**WHAT IS BEING ASKED**
Display each line of the rows below that contains the string "button".

**Stored data entries**
◇ ◇ ◇ ◇
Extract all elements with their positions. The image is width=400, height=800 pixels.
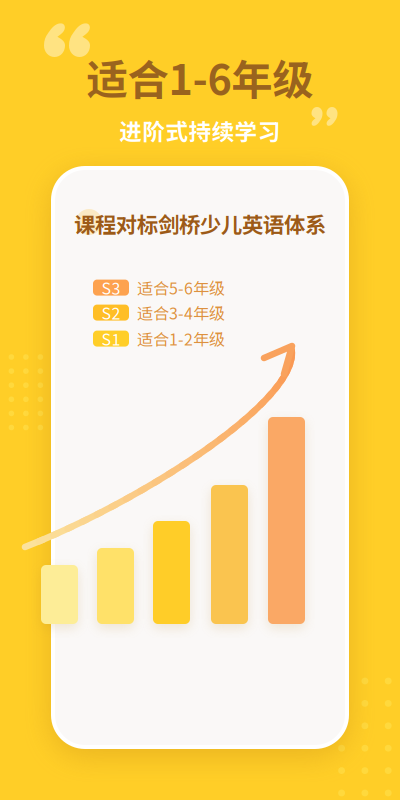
button[interactable]: S1	[93, 327, 225, 350]
staticText: S3	[102, 276, 120, 299]
button[interactable]: S2	[93, 301, 225, 324]
staticText: 进阶式持续学习	[120, 114, 280, 147]
staticText: 适合1-2年级	[137, 327, 225, 350]
staticText: 适合3-4年级	[137, 301, 225, 324]
staticText: 课程对标剑桥少儿英语体系	[74, 208, 326, 239]
staticText: S1	[102, 327, 120, 350]
button[interactable]: S3	[93, 276, 225, 299]
staticText: S2	[102, 301, 120, 324]
staticText: 适合1-6年级	[86, 47, 314, 107]
staticText: 适合5-6年级	[137, 276, 225, 299]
◇ ◇ ◇ ◇
**SOLUTION FOR THIS PROBLEM**
button[interactable]: S1	[93, 327, 225, 350]
button[interactable]: S2	[93, 301, 225, 324]
button[interactable]: S3	[93, 276, 225, 299]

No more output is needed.